**WORK REQUIRED:**
Copy each line below in which the word "description" occurs.

>>

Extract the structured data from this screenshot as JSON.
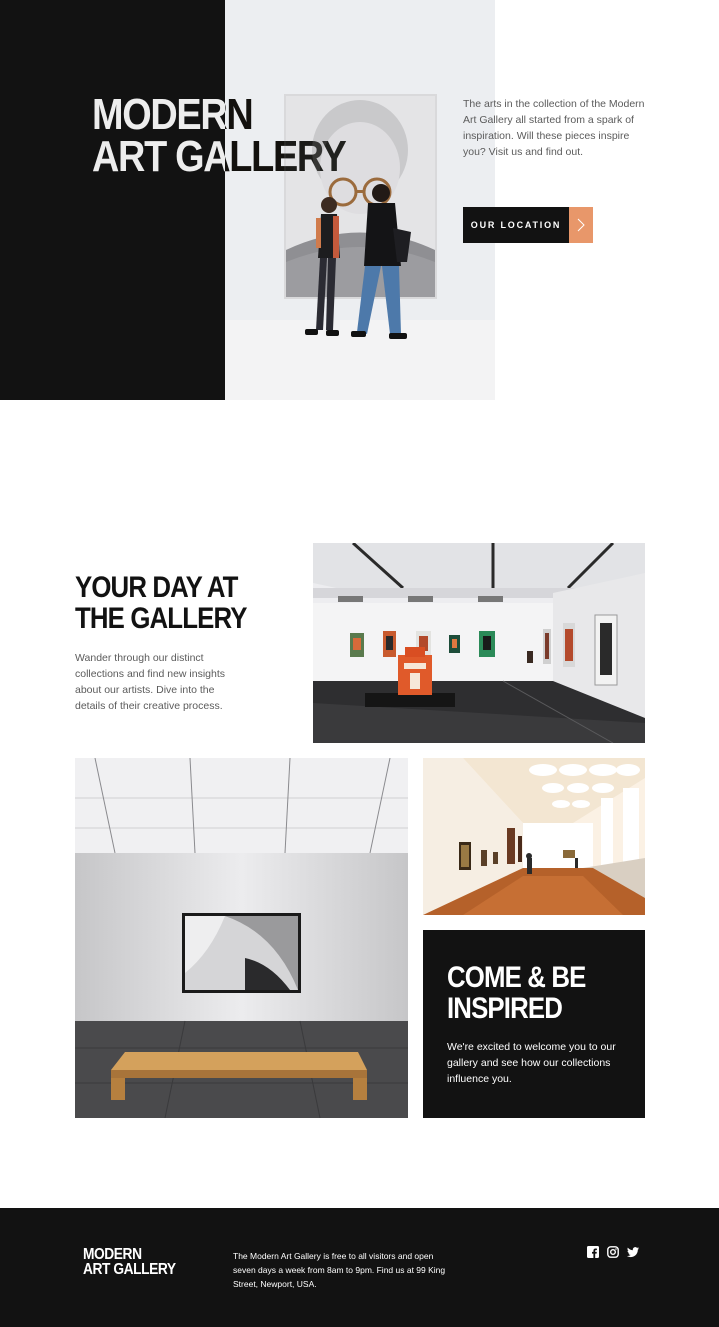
{
  "hero": {
    "title_line1": "MODERN",
    "title_line2": "ART GALLERY",
    "description": "The arts in the collection of the Modern Art Gallery all started from a spark of inspiration. Will these pieces inspire you? Visit us and find out.",
    "cta_label": "OUR LOCATION",
    "cta_icon": "chevron-right-icon",
    "accent_color": "#e8976a"
  },
  "day_section": {
    "title_line1": "YOUR DAY AT",
    "title_line2": "THE GALLERY",
    "description": "Wander through our distinct collections and find new insights about our artists. Dive into the details of their creative process."
  },
  "inspired_section": {
    "title_line1": "COME & BE",
    "title_line2": "INSPIRED",
    "description": "We're excited to welcome you to our gallery and see how our collections influence you."
  },
  "footer": {
    "logo_line1": "MODERN",
    "logo_line2": "ART GALLERY",
    "info": "The Modern Art Gallery is free to all visitors and open seven days a week from 8am to 9pm. Find us at 99 King Street, Newport, USA.",
    "social": [
      "facebook-icon",
      "instagram-icon",
      "twitter-icon"
    ]
  },
  "colors": {
    "dark": "#121212",
    "text_gray": "#5b5b5b",
    "white": "#ffffff"
  }
}
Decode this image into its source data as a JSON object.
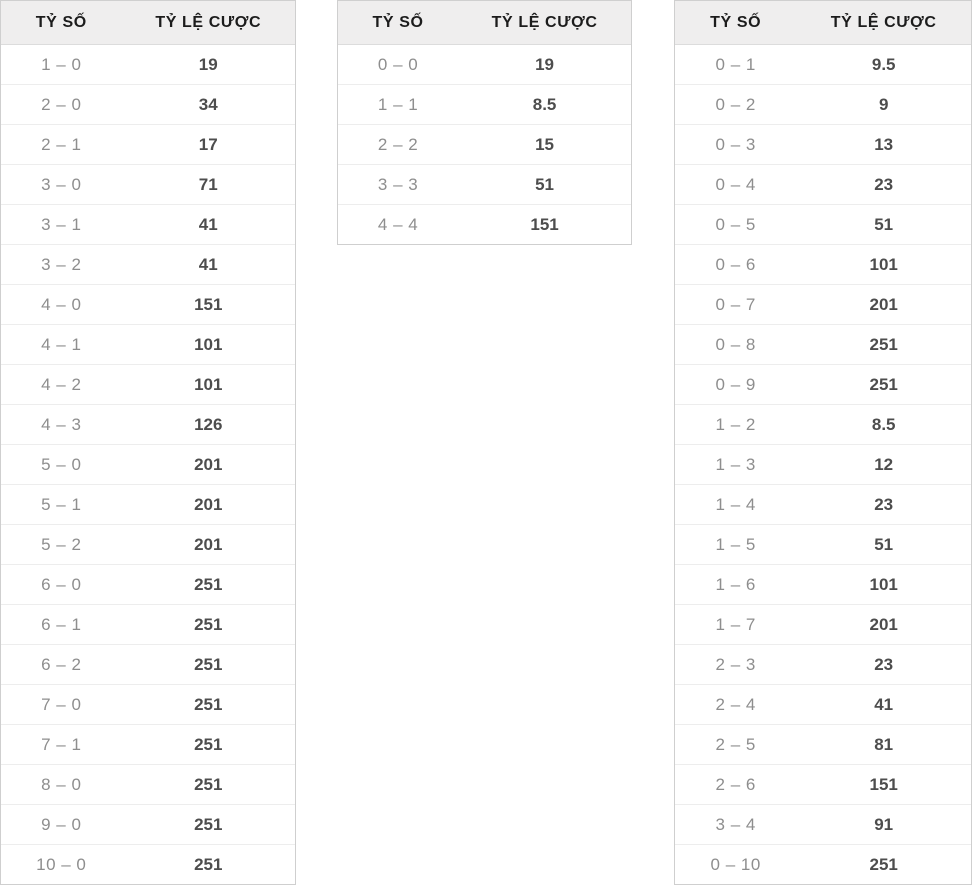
{
  "columns": {
    "score_header": "TỶ SỐ",
    "odds_header": "TỶ LỆ CƯỢC"
  },
  "colors": {
    "header_background": "#efeeee",
    "header_text": "#1c1c1c",
    "score_text": "#8e8e8e",
    "odds_text": "#4d4d4d",
    "table_border": "#cfcfcf",
    "row_divider": "#ededed",
    "page_background": "#ffffff"
  },
  "tables": [
    {
      "id": "home-win",
      "header": {
        "score": "TỶ SỐ",
        "odds": "TỶ LỆ CƯỢC"
      },
      "rows": [
        {
          "score": "1 – 0",
          "odds": "19"
        },
        {
          "score": "2 – 0",
          "odds": "34"
        },
        {
          "score": "2 – 1",
          "odds": "17"
        },
        {
          "score": "3 – 0",
          "odds": "71"
        },
        {
          "score": "3 – 1",
          "odds": "41"
        },
        {
          "score": "3 – 2",
          "odds": "41"
        },
        {
          "score": "4 – 0",
          "odds": "151"
        },
        {
          "score": "4 – 1",
          "odds": "101"
        },
        {
          "score": "4 – 2",
          "odds": "101"
        },
        {
          "score": "4 – 3",
          "odds": "126"
        },
        {
          "score": "5 – 0",
          "odds": "201"
        },
        {
          "score": "5 – 1",
          "odds": "201"
        },
        {
          "score": "5 – 2",
          "odds": "201"
        },
        {
          "score": "6 – 0",
          "odds": "251"
        },
        {
          "score": "6 – 1",
          "odds": "251"
        },
        {
          "score": "6 – 2",
          "odds": "251"
        },
        {
          "score": "7 – 0",
          "odds": "251"
        },
        {
          "score": "7 – 1",
          "odds": "251"
        },
        {
          "score": "8 – 0",
          "odds": "251"
        },
        {
          "score": "9 – 0",
          "odds": "251"
        },
        {
          "score": "10 – 0",
          "odds": "251"
        }
      ]
    },
    {
      "id": "draw",
      "header": {
        "score": "TỶ SỐ",
        "odds": "TỶ LỆ CƯỢC"
      },
      "rows": [
        {
          "score": "0 – 0",
          "odds": "19"
        },
        {
          "score": "1 – 1",
          "odds": "8.5"
        },
        {
          "score": "2 – 2",
          "odds": "15"
        },
        {
          "score": "3 – 3",
          "odds": "51"
        },
        {
          "score": "4 – 4",
          "odds": "151"
        }
      ]
    },
    {
      "id": "away-win",
      "header": {
        "score": "TỶ SỐ",
        "odds": "TỶ LỆ CƯỢC"
      },
      "rows": [
        {
          "score": "0 – 1",
          "odds": "9.5"
        },
        {
          "score": "0 – 2",
          "odds": "9"
        },
        {
          "score": "0 – 3",
          "odds": "13"
        },
        {
          "score": "0 – 4",
          "odds": "23"
        },
        {
          "score": "0 – 5",
          "odds": "51"
        },
        {
          "score": "0 – 6",
          "odds": "101"
        },
        {
          "score": "0 – 7",
          "odds": "201"
        },
        {
          "score": "0 – 8",
          "odds": "251"
        },
        {
          "score": "0 – 9",
          "odds": "251"
        },
        {
          "score": "1 – 2",
          "odds": "8.5"
        },
        {
          "score": "1 – 3",
          "odds": "12"
        },
        {
          "score": "1 – 4",
          "odds": "23"
        },
        {
          "score": "1 – 5",
          "odds": "51"
        },
        {
          "score": "1 – 6",
          "odds": "101"
        },
        {
          "score": "1 – 7",
          "odds": "201"
        },
        {
          "score": "2 – 3",
          "odds": "23"
        },
        {
          "score": "2 – 4",
          "odds": "41"
        },
        {
          "score": "2 – 5",
          "odds": "81"
        },
        {
          "score": "2 – 6",
          "odds": "151"
        },
        {
          "score": "3 – 4",
          "odds": "91"
        },
        {
          "score": "0 – 10",
          "odds": "251"
        }
      ]
    }
  ]
}
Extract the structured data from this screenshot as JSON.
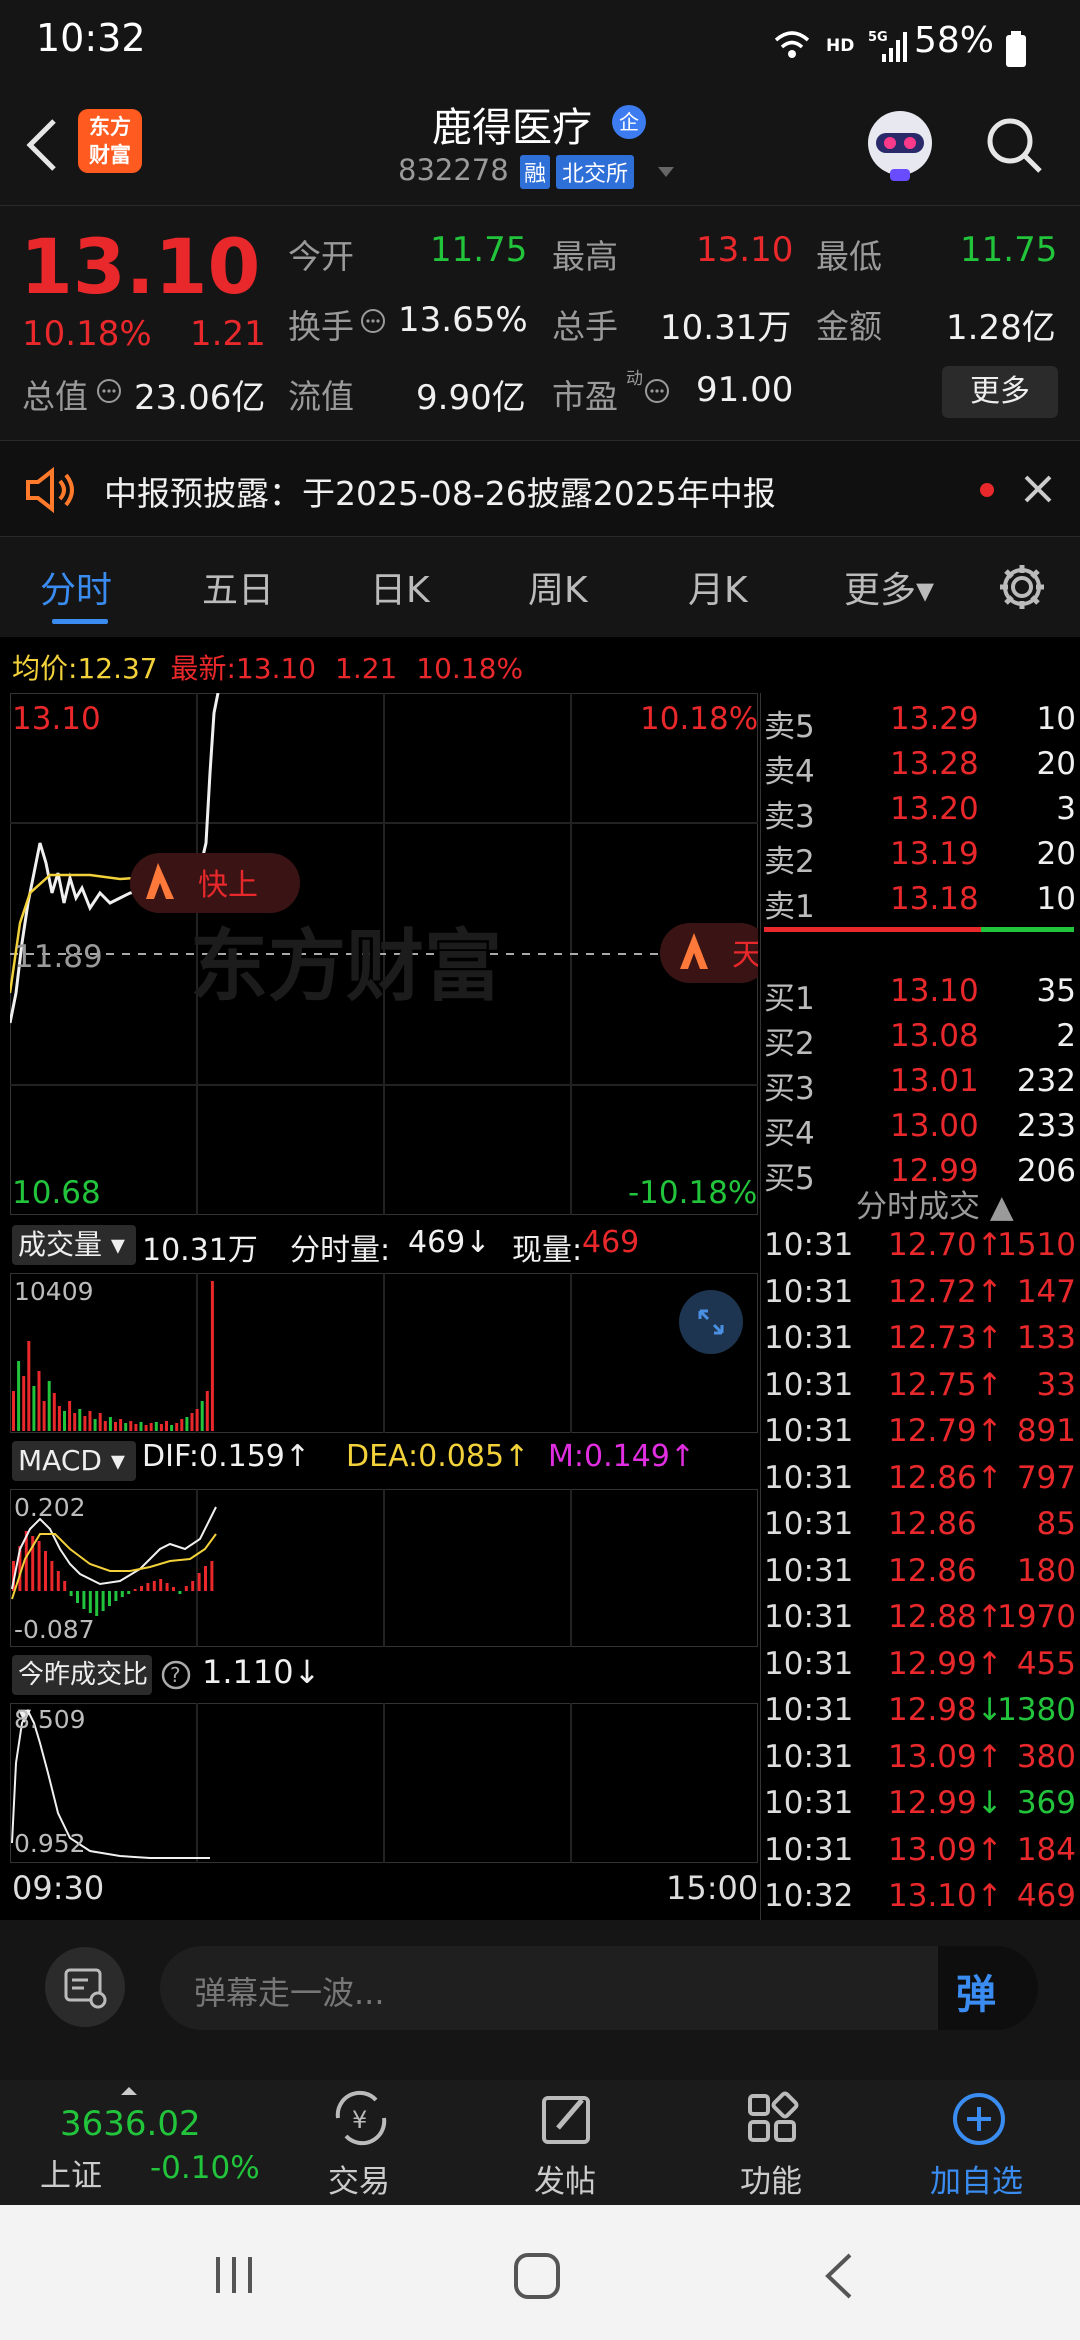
{
  "status": {
    "time": "10:32",
    "network": "HD",
    "signal": "5G",
    "battery": "58%"
  },
  "header": {
    "logo_line1": "东方",
    "logo_line2": "财富",
    "stock_name": "鹿得医疗",
    "badge": "企",
    "code": "832278",
    "tag1": "融",
    "tag2": "北交所"
  },
  "quote": {
    "price": "13.10",
    "change_pct": "10.18%",
    "change": "1.21",
    "open_label": "今开",
    "open": "11.75",
    "high_label": "最高",
    "high": "13.10",
    "low_label": "最低",
    "low": "11.75",
    "turnover_label": "换手",
    "turnover": "13.65%",
    "volume_label": "总手",
    "volume": "10.31万",
    "amount_label": "金额",
    "amount": "1.28亿",
    "mktcap_label": "总值",
    "mktcap": "23.06亿",
    "float_label": "流值",
    "float": "9.90亿",
    "pe_label": "市盈",
    "pe_sup": "动",
    "pe": "91.00",
    "more_label": "更多"
  },
  "notice": {
    "text": "中报预披露：于2025-08-26披露2025年中报"
  },
  "tabs": [
    "分时",
    "五日",
    "日K",
    "周K",
    "月K",
    "更多▾"
  ],
  "chart_header": {
    "avg_label": "均价:",
    "avg": "12.37",
    "latest_label": "最新:",
    "latest": "13.10",
    "chg": "1.21",
    "pct": "10.18%"
  },
  "price_chart": {
    "top_price": "13.10",
    "top_pct": "10.18%",
    "bottom_price": "10.68",
    "bottom_pct": "-10.18%",
    "prev_close": "11.89",
    "badge_fast": "快上",
    "badge_sky": "天",
    "watermark": "东方财富"
  },
  "volume_panel": {
    "selector": "成交量",
    "total": "10.31万",
    "period_label": "分时量:",
    "period": "469↓",
    "current_label": "现量:",
    "current": "469",
    "max": "10409"
  },
  "macd_panel": {
    "selector": "MACD",
    "dif": "DIF:0.159↑",
    "dea": "DEA:0.085↑",
    "m": "M:0.149↑",
    "max": "0.202",
    "min": "-0.087"
  },
  "ratio_panel": {
    "selector": "今昨成交比",
    "value": "1.110↓",
    "max": "8.509",
    "min": "0.952"
  },
  "time_axis": {
    "start": "09:30",
    "end": "15:00"
  },
  "order_book": {
    "asks": [
      {
        "label": "卖5",
        "price": "13.29",
        "vol": "10"
      },
      {
        "label": "卖4",
        "price": "13.28",
        "vol": "20"
      },
      {
        "label": "卖3",
        "price": "13.20",
        "vol": "3"
      },
      {
        "label": "卖2",
        "price": "13.19",
        "vol": "20"
      },
      {
        "label": "卖1",
        "price": "13.18",
        "vol": "10"
      }
    ],
    "bids": [
      {
        "label": "买1",
        "price": "13.10",
        "vol": "35"
      },
      {
        "label": "买2",
        "price": "13.08",
        "vol": "2"
      },
      {
        "label": "买3",
        "price": "13.01",
        "vol": "232"
      },
      {
        "label": "买4",
        "price": "13.00",
        "vol": "233"
      },
      {
        "label": "买5",
        "price": "12.99",
        "vol": "206"
      }
    ]
  },
  "ticks_title": "分时成交 ▲",
  "ticks": [
    {
      "t": "10:31",
      "p": "12.70↑",
      "v": "1510",
      "vc": "red"
    },
    {
      "t": "10:31",
      "p": "12.72↑",
      "v": "147",
      "vc": "red"
    },
    {
      "t": "10:31",
      "p": "12.73↑",
      "v": "133",
      "vc": "red"
    },
    {
      "t": "10:31",
      "p": "12.75↑",
      "v": "33",
      "vc": "red"
    },
    {
      "t": "10:31",
      "p": "12.79↑",
      "v": "891",
      "vc": "red"
    },
    {
      "t": "10:31",
      "p": "12.86↑",
      "v": "797",
      "vc": "red"
    },
    {
      "t": "10:31",
      "p": "12.86",
      "v": "85",
      "vc": "red"
    },
    {
      "t": "10:31",
      "p": "12.86",
      "v": "180",
      "vc": "red"
    },
    {
      "t": "10:31",
      "p": "12.88↑",
      "v": "1970",
      "vc": "red"
    },
    {
      "t": "10:31",
      "p": "12.99↑",
      "v": "455",
      "vc": "red"
    },
    {
      "t": "10:31",
      "p": "12.98↓",
      "v": "1380",
      "vc": "green"
    },
    {
      "t": "10:31",
      "p": "13.09↑",
      "v": "380",
      "vc": "red"
    },
    {
      "t": "10:31",
      "p": "12.99↓",
      "v": "369",
      "vc": "green"
    },
    {
      "t": "10:31",
      "p": "13.09↑",
      "v": "184",
      "vc": "red"
    },
    {
      "t": "10:32",
      "p": "13.10↑",
      "v": "469",
      "vc": "red"
    }
  ],
  "comment_input": {
    "placeholder": "弹幕走一波...",
    "send": "弹"
  },
  "bottom_nav": {
    "index_value": "3636.02",
    "index_name": "上证",
    "index_pct": "-0.10%",
    "trade": "交易",
    "post": "发帖",
    "function": "功能",
    "add": "加自选"
  }
}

<<

**CORRECT RESPONSE:**
    "description": "The arts in the collection of the Modern Art Gallery all started from a spark of inspiration. Will these pieces inspire you? Visit us and find out.",
    "description": "Wander through our distinct collections and find new insights about our artists. Dive into the details of their creative process."
    "description": "We're excited to welcome you to our gallery and see how our collections influence you."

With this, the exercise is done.